_RECORDS FOR THIS TASK:_
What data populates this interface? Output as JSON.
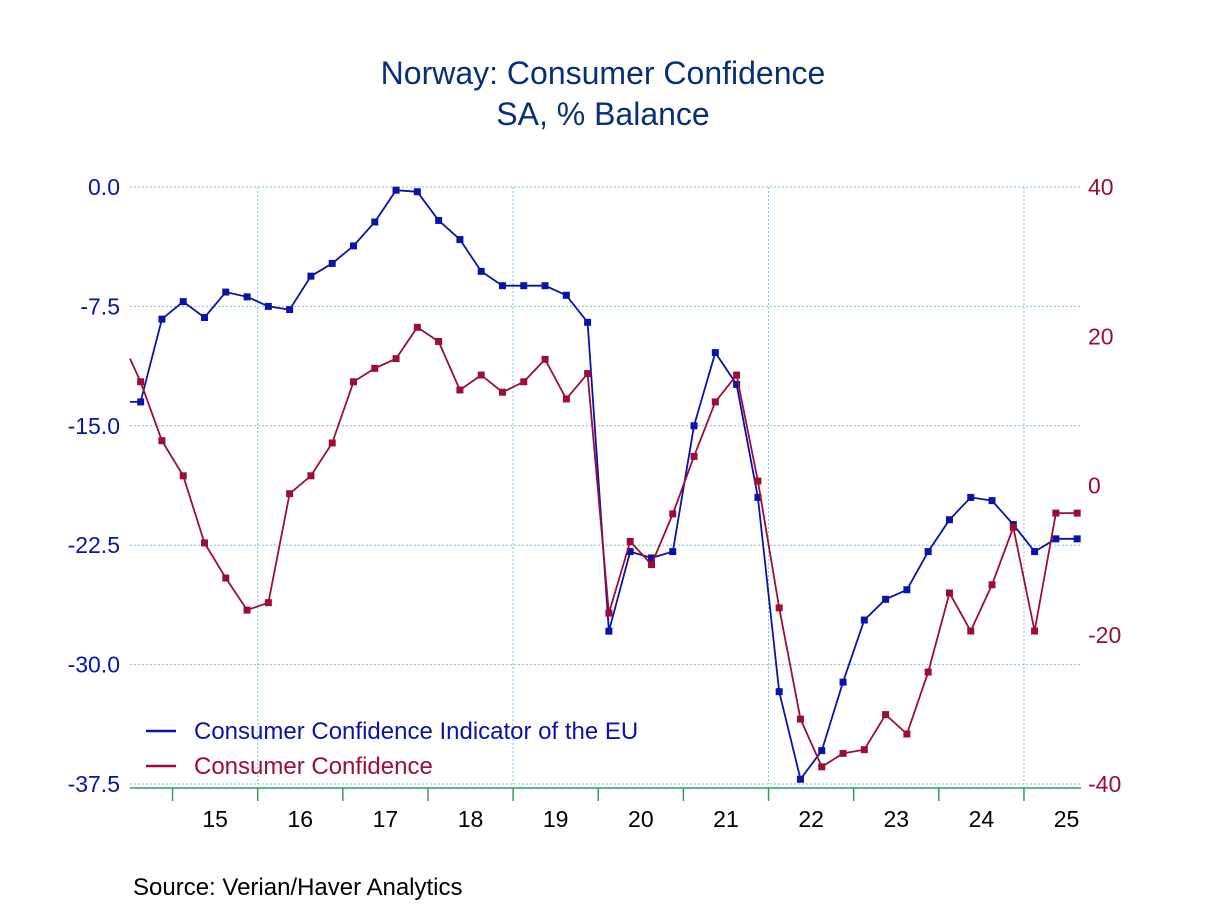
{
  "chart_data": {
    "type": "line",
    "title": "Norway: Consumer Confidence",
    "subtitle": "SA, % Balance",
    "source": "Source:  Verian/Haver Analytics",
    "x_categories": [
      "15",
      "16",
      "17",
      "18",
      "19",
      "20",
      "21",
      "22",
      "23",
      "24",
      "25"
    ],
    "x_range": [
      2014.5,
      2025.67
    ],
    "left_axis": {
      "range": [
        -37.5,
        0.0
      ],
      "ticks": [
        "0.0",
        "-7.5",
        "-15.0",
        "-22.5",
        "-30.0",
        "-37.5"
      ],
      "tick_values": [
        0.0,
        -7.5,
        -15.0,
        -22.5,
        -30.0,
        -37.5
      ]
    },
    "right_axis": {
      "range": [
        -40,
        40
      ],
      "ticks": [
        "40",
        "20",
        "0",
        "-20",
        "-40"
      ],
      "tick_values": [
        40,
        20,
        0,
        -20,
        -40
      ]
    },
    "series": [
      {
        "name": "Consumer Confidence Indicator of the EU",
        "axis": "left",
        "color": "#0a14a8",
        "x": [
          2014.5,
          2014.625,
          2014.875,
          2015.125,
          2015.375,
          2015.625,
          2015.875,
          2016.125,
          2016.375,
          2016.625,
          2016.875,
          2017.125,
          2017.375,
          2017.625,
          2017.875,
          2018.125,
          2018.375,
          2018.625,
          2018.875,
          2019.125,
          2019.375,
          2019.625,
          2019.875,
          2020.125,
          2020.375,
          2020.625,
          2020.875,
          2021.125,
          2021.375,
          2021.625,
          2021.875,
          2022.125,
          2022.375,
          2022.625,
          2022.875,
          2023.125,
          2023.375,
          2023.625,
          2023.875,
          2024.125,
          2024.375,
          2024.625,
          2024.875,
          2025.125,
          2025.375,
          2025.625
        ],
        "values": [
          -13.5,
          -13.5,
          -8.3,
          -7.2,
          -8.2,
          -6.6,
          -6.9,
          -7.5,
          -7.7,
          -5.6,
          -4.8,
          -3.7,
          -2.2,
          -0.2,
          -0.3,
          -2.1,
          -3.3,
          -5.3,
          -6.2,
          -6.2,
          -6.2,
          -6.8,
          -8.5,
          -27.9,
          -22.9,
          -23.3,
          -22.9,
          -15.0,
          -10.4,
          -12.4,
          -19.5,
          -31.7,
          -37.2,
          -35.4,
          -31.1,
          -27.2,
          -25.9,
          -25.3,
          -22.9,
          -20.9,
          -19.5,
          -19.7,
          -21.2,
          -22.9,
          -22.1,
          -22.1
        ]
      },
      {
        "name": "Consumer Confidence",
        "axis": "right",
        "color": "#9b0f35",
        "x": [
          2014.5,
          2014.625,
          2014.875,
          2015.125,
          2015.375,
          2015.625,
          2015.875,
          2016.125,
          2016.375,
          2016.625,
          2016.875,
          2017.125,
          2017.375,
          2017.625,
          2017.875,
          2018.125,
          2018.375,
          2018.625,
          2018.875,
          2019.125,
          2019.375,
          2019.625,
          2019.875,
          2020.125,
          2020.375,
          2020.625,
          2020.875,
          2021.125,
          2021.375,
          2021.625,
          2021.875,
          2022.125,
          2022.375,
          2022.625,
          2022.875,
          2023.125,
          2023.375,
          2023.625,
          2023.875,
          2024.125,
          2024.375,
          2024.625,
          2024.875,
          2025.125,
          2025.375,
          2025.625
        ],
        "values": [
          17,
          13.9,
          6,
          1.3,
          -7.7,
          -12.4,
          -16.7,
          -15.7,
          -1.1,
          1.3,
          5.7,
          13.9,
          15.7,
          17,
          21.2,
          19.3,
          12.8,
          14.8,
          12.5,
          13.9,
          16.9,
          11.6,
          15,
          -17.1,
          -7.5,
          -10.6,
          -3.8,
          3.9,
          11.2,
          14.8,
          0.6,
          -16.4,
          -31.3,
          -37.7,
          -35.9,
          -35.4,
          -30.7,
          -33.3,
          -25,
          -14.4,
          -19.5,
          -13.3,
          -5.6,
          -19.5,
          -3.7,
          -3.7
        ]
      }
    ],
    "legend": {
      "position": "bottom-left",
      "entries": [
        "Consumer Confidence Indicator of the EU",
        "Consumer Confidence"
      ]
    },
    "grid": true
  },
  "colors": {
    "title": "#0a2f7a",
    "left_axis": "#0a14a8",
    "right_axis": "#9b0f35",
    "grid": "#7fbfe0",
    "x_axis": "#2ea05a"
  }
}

_AIM:_ Copy out all the data exactly; skip the pictures.

_RESULT:_
What data populates this interface? Output as JSON.
{
  "chart_data": {
    "type": "line",
    "title": "Norway: Consumer Confidence",
    "subtitle": "SA, % Balance",
    "source": "Source:  Verian/Haver Analytics",
    "x_categories": [
      "15",
      "16",
      "17",
      "18",
      "19",
      "20",
      "21",
      "22",
      "23",
      "24",
      "25"
    ],
    "x_range": [
      2014.5,
      2025.67
    ],
    "left_axis": {
      "range": [
        -37.5,
        0.0
      ],
      "ticks": [
        "0.0",
        "-7.5",
        "-15.0",
        "-22.5",
        "-30.0",
        "-37.5"
      ],
      "tick_values": [
        0.0,
        -7.5,
        -15.0,
        -22.5,
        -30.0,
        -37.5
      ]
    },
    "right_axis": {
      "range": [
        -40,
        40
      ],
      "ticks": [
        "40",
        "20",
        "0",
        "-20",
        "-40"
      ],
      "tick_values": [
        40,
        20,
        0,
        -20,
        -40
      ]
    },
    "series": [
      {
        "name": "Consumer Confidence Indicator of the EU",
        "axis": "left",
        "color": "#0a14a8",
        "x": [
          2014.5,
          2014.625,
          2014.875,
          2015.125,
          2015.375,
          2015.625,
          2015.875,
          2016.125,
          2016.375,
          2016.625,
          2016.875,
          2017.125,
          2017.375,
          2017.625,
          2017.875,
          2018.125,
          2018.375,
          2018.625,
          2018.875,
          2019.125,
          2019.375,
          2019.625,
          2019.875,
          2020.125,
          2020.375,
          2020.625,
          2020.875,
          2021.125,
          2021.375,
          2021.625,
          2021.875,
          2022.125,
          2022.375,
          2022.625,
          2022.875,
          2023.125,
          2023.375,
          2023.625,
          2023.875,
          2024.125,
          2024.375,
          2024.625,
          2024.875,
          2025.125,
          2025.375,
          2025.625
        ],
        "values": [
          -13.5,
          -13.5,
          -8.3,
          -7.2,
          -8.2,
          -6.6,
          -6.9,
          -7.5,
          -7.7,
          -5.6,
          -4.8,
          -3.7,
          -2.2,
          -0.2,
          -0.3,
          -2.1,
          -3.3,
          -5.3,
          -6.2,
          -6.2,
          -6.2,
          -6.8,
          -8.5,
          -27.9,
          -22.9,
          -23.3,
          -22.9,
          -15.0,
          -10.4,
          -12.4,
          -19.5,
          -31.7,
          -37.2,
          -35.4,
          -31.1,
          -27.2,
          -25.9,
          -25.3,
          -22.9,
          -20.9,
          -19.5,
          -19.7,
          -21.2,
          -22.9,
          -22.1,
          -22.1
        ]
      },
      {
        "name": "Consumer Confidence",
        "axis": "right",
        "color": "#9b0f35",
        "x": [
          2014.5,
          2014.625,
          2014.875,
          2015.125,
          2015.375,
          2015.625,
          2015.875,
          2016.125,
          2016.375,
          2016.625,
          2016.875,
          2017.125,
          2017.375,
          2017.625,
          2017.875,
          2018.125,
          2018.375,
          2018.625,
          2018.875,
          2019.125,
          2019.375,
          2019.625,
          2019.875,
          2020.125,
          2020.375,
          2020.625,
          2020.875,
          2021.125,
          2021.375,
          2021.625,
          2021.875,
          2022.125,
          2022.375,
          2022.625,
          2022.875,
          2023.125,
          2023.375,
          2023.625,
          2023.875,
          2024.125,
          2024.375,
          2024.625,
          2024.875,
          2025.125,
          2025.375,
          2025.625
        ],
        "values": [
          17,
          13.9,
          6,
          1.3,
          -7.7,
          -12.4,
          -16.7,
          -15.7,
          -1.1,
          1.3,
          5.7,
          13.9,
          15.7,
          17,
          21.2,
          19.3,
          12.8,
          14.8,
          12.5,
          13.9,
          16.9,
          11.6,
          15,
          -17.1,
          -7.5,
          -10.6,
          -3.8,
          3.9,
          11.2,
          14.8,
          0.6,
          -16.4,
          -31.3,
          -37.7,
          -35.9,
          -35.4,
          -30.7,
          -33.3,
          -25,
          -14.4,
          -19.5,
          -13.3,
          -5.6,
          -19.5,
          -3.7,
          -3.7
        ]
      }
    ],
    "legend": {
      "position": "bottom-left",
      "entries": [
        "Consumer Confidence Indicator of the EU",
        "Consumer Confidence"
      ]
    },
    "grid": true
  },
  "colors": {
    "title": "#0a2f7a",
    "left_axis": "#0a14a8",
    "right_axis": "#9b0f35",
    "grid": "#7fbfe0",
    "x_axis": "#2ea05a"
  }
}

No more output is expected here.